▶ **EXERCISE TASK**: In the records below, find each line containing the word "content" and copy it.

▶ **GIVEN RECORDS**:
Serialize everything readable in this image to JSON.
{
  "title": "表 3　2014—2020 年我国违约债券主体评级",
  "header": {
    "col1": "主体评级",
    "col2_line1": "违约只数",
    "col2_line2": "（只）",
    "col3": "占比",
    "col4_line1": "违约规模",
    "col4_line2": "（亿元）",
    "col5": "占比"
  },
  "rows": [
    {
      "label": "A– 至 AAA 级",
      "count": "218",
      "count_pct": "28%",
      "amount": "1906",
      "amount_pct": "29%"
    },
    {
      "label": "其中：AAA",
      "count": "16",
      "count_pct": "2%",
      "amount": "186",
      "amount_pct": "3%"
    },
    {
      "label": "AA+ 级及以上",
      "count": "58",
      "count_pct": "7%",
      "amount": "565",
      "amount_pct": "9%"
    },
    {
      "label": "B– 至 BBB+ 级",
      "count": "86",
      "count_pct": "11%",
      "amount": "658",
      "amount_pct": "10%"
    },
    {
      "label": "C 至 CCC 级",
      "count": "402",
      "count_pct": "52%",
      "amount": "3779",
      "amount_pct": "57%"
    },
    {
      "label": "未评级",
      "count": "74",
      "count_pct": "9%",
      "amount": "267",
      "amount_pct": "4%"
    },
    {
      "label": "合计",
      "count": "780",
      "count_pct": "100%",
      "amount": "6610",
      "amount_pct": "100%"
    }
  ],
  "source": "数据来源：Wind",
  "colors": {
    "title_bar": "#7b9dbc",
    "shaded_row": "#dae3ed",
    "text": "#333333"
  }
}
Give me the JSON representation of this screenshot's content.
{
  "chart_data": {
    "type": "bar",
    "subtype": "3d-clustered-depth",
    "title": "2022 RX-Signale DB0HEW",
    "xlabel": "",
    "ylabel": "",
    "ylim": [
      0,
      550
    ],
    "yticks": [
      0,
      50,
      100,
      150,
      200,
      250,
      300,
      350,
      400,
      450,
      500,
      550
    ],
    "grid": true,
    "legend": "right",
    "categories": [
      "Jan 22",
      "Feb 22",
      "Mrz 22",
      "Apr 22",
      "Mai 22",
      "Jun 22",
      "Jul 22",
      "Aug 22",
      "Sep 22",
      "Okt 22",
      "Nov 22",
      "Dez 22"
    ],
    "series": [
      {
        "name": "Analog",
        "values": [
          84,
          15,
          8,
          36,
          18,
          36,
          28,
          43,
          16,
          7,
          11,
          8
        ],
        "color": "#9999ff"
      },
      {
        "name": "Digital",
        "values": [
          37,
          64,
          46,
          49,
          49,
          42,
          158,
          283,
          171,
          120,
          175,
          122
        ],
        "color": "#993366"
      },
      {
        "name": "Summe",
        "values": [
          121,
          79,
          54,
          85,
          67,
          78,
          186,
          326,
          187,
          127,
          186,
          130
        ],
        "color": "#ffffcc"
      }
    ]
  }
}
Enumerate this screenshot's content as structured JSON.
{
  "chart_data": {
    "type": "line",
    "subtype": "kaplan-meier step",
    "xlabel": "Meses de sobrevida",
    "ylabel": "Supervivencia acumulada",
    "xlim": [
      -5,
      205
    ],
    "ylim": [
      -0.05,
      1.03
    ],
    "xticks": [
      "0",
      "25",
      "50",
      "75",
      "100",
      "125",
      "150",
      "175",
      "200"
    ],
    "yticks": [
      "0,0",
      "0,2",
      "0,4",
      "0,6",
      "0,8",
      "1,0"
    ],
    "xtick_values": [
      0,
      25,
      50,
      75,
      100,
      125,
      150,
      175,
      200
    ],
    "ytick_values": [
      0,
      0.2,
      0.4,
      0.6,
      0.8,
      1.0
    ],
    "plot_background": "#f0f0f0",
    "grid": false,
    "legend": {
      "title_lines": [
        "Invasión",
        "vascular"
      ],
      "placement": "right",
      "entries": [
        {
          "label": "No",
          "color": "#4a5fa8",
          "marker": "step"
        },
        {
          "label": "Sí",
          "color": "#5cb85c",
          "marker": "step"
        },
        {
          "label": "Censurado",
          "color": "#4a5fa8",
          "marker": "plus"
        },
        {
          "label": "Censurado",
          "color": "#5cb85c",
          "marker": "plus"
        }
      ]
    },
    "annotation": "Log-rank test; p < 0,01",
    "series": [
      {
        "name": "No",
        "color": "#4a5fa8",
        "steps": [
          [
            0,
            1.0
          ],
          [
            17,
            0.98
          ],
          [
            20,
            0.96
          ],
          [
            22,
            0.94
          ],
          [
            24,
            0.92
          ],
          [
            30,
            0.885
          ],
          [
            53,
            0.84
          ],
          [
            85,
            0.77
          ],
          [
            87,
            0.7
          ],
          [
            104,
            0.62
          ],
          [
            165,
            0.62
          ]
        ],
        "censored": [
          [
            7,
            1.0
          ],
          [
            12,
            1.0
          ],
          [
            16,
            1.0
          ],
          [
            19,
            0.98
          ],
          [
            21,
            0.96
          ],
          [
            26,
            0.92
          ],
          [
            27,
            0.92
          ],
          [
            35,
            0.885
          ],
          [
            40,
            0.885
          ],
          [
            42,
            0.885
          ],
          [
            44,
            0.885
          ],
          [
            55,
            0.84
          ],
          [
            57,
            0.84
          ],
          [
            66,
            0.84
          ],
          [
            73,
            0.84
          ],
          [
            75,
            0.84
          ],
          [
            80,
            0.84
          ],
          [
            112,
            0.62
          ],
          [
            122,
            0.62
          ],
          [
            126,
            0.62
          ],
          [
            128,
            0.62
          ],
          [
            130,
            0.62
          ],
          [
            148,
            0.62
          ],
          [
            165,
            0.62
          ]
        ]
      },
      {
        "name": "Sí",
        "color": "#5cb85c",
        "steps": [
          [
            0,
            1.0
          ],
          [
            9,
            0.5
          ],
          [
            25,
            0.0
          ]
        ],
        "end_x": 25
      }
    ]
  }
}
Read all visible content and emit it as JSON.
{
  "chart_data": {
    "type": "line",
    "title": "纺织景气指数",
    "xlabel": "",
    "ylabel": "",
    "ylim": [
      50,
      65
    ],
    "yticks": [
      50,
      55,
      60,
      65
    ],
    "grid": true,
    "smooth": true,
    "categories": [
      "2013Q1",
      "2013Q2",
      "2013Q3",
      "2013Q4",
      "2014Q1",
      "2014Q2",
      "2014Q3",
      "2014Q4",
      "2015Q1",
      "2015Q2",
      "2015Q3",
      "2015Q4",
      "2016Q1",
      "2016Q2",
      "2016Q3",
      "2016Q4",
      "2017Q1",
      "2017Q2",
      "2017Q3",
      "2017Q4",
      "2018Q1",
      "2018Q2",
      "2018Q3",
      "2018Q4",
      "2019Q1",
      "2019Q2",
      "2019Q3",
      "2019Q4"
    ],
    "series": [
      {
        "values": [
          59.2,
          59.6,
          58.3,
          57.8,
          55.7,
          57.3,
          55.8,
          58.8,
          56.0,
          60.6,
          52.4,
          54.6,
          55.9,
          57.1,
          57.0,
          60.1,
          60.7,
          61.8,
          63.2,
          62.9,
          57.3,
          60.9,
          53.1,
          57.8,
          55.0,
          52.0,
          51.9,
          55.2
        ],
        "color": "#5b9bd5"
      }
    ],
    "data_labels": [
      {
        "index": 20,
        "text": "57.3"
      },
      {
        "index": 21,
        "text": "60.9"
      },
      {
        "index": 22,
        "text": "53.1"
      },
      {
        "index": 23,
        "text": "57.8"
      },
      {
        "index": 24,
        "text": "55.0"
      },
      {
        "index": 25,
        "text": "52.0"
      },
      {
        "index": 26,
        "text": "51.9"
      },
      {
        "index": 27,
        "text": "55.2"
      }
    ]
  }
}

▶ **OUTPUT BELOW**:
Give me the JSON representation of this screenshot's content.
Enumerate this screenshot's content as structured JSON.
Read all visible content and emit it as JSON.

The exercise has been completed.